Figure record extracts

BEGIN

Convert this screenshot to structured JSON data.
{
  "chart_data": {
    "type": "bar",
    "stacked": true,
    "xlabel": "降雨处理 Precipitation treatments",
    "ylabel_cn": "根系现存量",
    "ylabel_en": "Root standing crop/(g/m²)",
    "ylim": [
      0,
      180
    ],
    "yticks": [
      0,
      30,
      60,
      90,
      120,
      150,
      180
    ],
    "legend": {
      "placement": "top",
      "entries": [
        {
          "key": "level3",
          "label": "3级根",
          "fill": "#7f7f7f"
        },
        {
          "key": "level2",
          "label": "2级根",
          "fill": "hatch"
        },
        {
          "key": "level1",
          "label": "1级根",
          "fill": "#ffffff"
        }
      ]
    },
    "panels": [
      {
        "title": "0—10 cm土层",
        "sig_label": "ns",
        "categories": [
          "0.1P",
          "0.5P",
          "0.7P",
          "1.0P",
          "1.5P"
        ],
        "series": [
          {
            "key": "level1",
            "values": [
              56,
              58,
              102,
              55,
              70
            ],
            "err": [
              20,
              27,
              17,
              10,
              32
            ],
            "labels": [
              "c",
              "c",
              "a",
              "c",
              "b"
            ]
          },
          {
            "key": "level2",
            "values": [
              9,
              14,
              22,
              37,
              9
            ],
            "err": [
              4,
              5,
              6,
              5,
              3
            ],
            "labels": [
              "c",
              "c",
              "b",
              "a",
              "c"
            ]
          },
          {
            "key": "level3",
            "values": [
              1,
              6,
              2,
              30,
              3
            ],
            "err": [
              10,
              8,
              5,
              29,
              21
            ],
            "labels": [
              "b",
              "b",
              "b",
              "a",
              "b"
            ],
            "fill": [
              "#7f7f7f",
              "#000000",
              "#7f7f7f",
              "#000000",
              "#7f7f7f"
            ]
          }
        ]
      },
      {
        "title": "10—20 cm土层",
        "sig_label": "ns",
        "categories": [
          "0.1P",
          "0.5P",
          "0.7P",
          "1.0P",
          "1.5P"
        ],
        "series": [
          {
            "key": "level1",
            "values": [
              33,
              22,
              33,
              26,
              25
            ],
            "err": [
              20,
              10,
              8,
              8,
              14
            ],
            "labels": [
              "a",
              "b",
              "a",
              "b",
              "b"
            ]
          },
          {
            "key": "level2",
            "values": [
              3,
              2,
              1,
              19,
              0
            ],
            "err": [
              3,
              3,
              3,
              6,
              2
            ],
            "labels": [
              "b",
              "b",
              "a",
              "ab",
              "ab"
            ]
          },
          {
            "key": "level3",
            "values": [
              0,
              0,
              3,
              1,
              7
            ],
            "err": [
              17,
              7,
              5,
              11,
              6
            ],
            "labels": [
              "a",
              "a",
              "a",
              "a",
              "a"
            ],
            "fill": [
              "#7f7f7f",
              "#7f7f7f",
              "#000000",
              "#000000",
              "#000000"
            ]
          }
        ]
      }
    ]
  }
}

END

_Exercise goal_
Every line above that contains the word "fill" should be reported.

_Task solution_
          "fill": "#7f7f7f"
          "fill": "hatch"
          "fill": "#ffffff"
            "fill": [
            "fill": [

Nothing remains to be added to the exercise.